*Task objective*
Copy out every line of the material below verbatim, changing nothing.

— start of Material for this exercise —

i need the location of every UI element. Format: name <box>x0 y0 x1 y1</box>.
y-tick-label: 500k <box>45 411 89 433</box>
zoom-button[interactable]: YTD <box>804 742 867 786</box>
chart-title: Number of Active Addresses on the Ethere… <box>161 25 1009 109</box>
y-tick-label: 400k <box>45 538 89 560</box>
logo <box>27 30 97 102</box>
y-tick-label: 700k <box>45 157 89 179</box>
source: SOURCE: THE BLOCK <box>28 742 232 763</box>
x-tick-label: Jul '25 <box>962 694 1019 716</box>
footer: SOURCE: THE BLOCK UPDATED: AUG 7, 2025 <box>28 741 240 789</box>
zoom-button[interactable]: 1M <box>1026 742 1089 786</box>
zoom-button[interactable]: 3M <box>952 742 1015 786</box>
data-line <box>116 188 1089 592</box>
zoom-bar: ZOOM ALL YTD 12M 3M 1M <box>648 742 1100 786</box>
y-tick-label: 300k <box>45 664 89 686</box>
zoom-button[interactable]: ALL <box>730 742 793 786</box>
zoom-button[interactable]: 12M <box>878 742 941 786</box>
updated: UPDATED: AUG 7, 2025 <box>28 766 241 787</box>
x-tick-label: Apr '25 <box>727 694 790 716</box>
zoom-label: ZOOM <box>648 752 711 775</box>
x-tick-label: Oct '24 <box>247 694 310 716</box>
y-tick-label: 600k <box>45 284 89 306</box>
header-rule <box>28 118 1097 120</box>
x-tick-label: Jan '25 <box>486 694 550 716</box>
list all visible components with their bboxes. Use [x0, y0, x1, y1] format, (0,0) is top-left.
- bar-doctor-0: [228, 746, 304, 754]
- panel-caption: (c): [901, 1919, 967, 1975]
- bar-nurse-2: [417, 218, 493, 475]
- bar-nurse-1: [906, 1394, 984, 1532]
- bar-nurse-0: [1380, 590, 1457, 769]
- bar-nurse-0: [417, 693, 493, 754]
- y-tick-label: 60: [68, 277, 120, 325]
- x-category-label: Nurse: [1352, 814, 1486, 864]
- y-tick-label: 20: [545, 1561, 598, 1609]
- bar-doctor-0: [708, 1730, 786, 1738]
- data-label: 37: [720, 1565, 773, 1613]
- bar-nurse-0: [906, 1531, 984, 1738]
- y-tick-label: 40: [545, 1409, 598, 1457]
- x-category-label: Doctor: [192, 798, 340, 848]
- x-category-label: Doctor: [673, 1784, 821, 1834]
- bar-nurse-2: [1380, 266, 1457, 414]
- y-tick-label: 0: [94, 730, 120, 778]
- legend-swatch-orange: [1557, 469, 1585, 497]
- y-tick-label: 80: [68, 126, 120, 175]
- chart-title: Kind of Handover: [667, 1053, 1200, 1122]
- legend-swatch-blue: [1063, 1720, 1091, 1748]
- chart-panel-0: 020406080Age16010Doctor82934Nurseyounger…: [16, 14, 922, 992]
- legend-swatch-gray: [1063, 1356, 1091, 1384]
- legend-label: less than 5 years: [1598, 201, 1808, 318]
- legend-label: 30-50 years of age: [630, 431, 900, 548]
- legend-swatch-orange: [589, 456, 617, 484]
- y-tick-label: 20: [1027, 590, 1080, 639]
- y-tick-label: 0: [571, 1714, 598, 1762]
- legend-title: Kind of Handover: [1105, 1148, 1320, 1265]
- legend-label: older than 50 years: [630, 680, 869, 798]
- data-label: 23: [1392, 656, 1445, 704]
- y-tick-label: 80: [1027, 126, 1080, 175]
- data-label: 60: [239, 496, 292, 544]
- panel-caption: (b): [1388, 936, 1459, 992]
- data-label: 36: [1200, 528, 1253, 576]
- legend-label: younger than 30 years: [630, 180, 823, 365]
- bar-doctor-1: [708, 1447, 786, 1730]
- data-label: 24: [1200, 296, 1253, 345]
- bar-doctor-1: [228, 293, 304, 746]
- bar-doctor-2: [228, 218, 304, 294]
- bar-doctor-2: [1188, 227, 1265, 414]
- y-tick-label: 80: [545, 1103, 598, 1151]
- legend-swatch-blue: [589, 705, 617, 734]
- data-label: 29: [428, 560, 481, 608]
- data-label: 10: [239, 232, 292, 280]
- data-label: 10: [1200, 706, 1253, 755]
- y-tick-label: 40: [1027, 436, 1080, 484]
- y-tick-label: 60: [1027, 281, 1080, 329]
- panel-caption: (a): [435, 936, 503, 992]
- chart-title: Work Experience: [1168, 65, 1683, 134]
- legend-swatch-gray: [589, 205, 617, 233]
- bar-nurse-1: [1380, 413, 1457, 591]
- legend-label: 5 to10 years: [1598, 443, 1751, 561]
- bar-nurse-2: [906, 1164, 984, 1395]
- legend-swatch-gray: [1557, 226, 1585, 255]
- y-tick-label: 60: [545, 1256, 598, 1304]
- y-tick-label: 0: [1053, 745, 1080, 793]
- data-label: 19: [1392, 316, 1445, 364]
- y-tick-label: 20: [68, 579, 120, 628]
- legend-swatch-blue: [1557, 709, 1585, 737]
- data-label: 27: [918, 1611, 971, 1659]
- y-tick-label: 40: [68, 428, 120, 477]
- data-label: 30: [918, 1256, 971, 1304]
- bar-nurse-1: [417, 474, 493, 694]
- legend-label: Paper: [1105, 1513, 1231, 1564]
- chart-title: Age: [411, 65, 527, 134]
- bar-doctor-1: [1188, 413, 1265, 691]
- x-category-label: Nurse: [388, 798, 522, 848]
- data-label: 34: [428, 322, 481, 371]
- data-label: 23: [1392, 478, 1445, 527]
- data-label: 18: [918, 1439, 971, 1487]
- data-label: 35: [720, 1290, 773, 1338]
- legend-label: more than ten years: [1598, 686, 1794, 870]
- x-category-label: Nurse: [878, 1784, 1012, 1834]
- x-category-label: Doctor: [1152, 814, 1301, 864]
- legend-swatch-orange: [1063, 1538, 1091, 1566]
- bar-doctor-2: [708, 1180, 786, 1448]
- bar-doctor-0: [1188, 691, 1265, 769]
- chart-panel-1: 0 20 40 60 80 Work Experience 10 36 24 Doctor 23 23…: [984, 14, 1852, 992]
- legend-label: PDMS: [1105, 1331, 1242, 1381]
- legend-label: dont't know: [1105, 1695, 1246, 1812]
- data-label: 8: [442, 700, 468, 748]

— end of Material for this exercise —

*The reply*
i need the location of every UI element. Format: name <box>x0 y0 x1 y1</box>.
y-tick-label: 500k <box>45 411 89 433</box>
zoom-button[interactable]: YTD <box>804 742 867 786</box>
chart-title: Number of Active Addresses on the Ethere… <box>161 25 1009 109</box>
y-tick-label: 400k <box>45 538 89 560</box>
logo <box>27 30 97 102</box>
y-tick-label: 700k <box>45 157 89 179</box>
source: SOURCE: THE BLOCK <box>28 742 232 763</box>
x-tick-label: Jul '25 <box>962 694 1019 716</box>
footer: SOURCE: THE BLOCK UPDATED: AUG 7, 2025 <box>28 741 240 789</box>
zoom-button[interactable]: 1M <box>1026 742 1089 786</box>
zoom-button[interactable]: 3M <box>952 742 1015 786</box>
data-line <box>116 188 1089 592</box>
zoom-bar: ZOOM ALL YTD 12M 3M 1M <box>648 742 1100 786</box>
y-tick-label: 300k <box>45 664 89 686</box>
zoom-button[interactable]: ALL <box>730 742 793 786</box>
zoom-button[interactable]: 12M <box>878 742 941 786</box>
updated: UPDATED: AUG 7, 2025 <box>28 766 241 787</box>
x-tick-label: Apr '25 <box>727 694 790 716</box>
zoom-label: ZOOM <box>648 752 711 775</box>
x-tick-label: Oct '24 <box>247 694 310 716</box>
y-tick-label: 600k <box>45 284 89 306</box>
header-rule <box>28 118 1097 120</box>
x-tick-label: Jan '25 <box>486 694 550 716</box>
list all visible components with their bboxes. Use [x0, y0, x1, y1] format, (0,0) is top-left.
- bar-doctor-0: [228, 746, 304, 754]
- panel-caption: (c): [901, 1919, 967, 1975]
- bar-nurse-2: [417, 218, 493, 475]
- bar-nurse-1: [906, 1394, 984, 1532]
- bar-nurse-0: [1380, 590, 1457, 769]
- bar-nurse-0: [417, 693, 493, 754]
- y-tick-label: 60: [68, 277, 120, 325]
- x-category-label: Nurse: [1352, 814, 1486, 864]
- y-tick-label: 20: [545, 1561, 598, 1609]
- bar-doctor-0: [708, 1730, 786, 1738]
- data-label: 37: [720, 1565, 773, 1613]
- bar-nurse-0: [906, 1531, 984, 1738]
- y-tick-label: 40: [545, 1409, 598, 1457]
- x-category-label: Doctor: [192, 798, 340, 848]
- x-category-label: Doctor: [673, 1784, 821, 1834]
- bar-nurse-2: [1380, 266, 1457, 414]
- y-tick-label: 0: [94, 730, 120, 778]
- legend-swatch-orange: [1557, 469, 1585, 497]
- y-tick-label: 80: [68, 126, 120, 175]
- chart-title: Kind of Handover: [667, 1053, 1200, 1122]
- legend-swatch-blue: [1063, 1720, 1091, 1748]
- chart-panel-0: 020406080Age16010Doctor82934Nurseyounger…: [16, 14, 922, 992]
- legend-swatch-gray: [1063, 1356, 1091, 1384]
- legend-label: less than 5 years: [1598, 201, 1808, 318]
- legend-label: 30-50 years of age: [630, 431, 900, 548]
- legend-swatch-orange: [589, 456, 617, 484]
- y-tick-label: 20: [1027, 590, 1080, 639]
- y-tick-label: 0: [571, 1714, 598, 1762]
- legend-title: Kind of Handover: [1105, 1148, 1320, 1265]
- legend-label: older than 50 years: [630, 680, 869, 798]
- data-label: 23: [1392, 656, 1445, 704]
- y-tick-label: 80: [1027, 126, 1080, 175]
- data-label: 60: [239, 496, 292, 544]
- panel-caption: (b): [1388, 936, 1459, 992]
- data-label: 36: [1200, 528, 1253, 576]
- legend-label: younger than 30 years: [630, 180, 823, 365]
- bar-doctor-1: [708, 1447, 786, 1730]
- data-label: 24: [1200, 296, 1253, 345]
- bar-doctor-1: [228, 293, 304, 746]
- bar-doctor-2: [228, 218, 304, 294]
- bar-doctor-2: [1188, 227, 1265, 414]
- y-tick-label: 80: [545, 1103, 598, 1151]
- legend-swatch-blue: [589, 705, 617, 734]
- data-label: 29: [428, 560, 481, 608]
- data-label: 10: [239, 232, 292, 280]
- data-label: 10: [1200, 706, 1253, 755]
- y-tick-label: 40: [1027, 436, 1080, 484]
- y-tick-label: 60: [1027, 281, 1080, 329]
- panel-caption: (a): [435, 936, 503, 992]
- chart-title: Work Experience: [1168, 65, 1683, 134]
- legend-swatch-gray: [589, 205, 617, 233]
- bar-nurse-1: [1380, 413, 1457, 591]
- legend-label: 5 to10 years: [1598, 443, 1751, 561]
- bar-nurse-2: [906, 1164, 984, 1395]
- legend-swatch-gray: [1557, 226, 1585, 255]
- y-tick-label: 60: [545, 1256, 598, 1304]
- y-tick-label: 0: [1053, 745, 1080, 793]
- data-label: 19: [1392, 316, 1445, 364]
- y-tick-label: 20: [68, 579, 120, 628]
- legend-swatch-blue: [1557, 709, 1585, 737]
- data-label: 27: [918, 1611, 971, 1659]
- y-tick-label: 40: [68, 428, 120, 477]
- data-label: 30: [918, 1256, 971, 1304]
- bar-nurse-1: [417, 474, 493, 694]
- legend-label: Paper: [1105, 1513, 1231, 1564]
- chart-title: Age: [411, 65, 527, 134]
- bar-doctor-1: [1188, 413, 1265, 691]
- x-category-label: Nurse: [388, 798, 522, 848]
- data-label: 34: [428, 322, 481, 371]
- data-label: 23: [1392, 478, 1445, 527]
- data-label: 18: [918, 1439, 971, 1487]
- data-label: 35: [720, 1290, 773, 1338]
- legend-label: more than ten years: [1598, 686, 1794, 870]
- x-category-label: Nurse: [878, 1784, 1012, 1834]
- x-category-label: Doctor: [1152, 814, 1301, 864]
- legend-swatch-orange: [1063, 1538, 1091, 1566]
- bar-doctor-2: [708, 1180, 786, 1448]
- bar-doctor-0: [1188, 691, 1265, 769]
- chart-panel-1: 0 20 40 60 80 Work Experience 10 36 24 Doctor 23 23…: [984, 14, 1852, 992]
- legend-label: PDMS: [1105, 1331, 1242, 1381]
- legend-label: dont't know: [1105, 1695, 1246, 1812]
- data-label: 8: [442, 700, 468, 748]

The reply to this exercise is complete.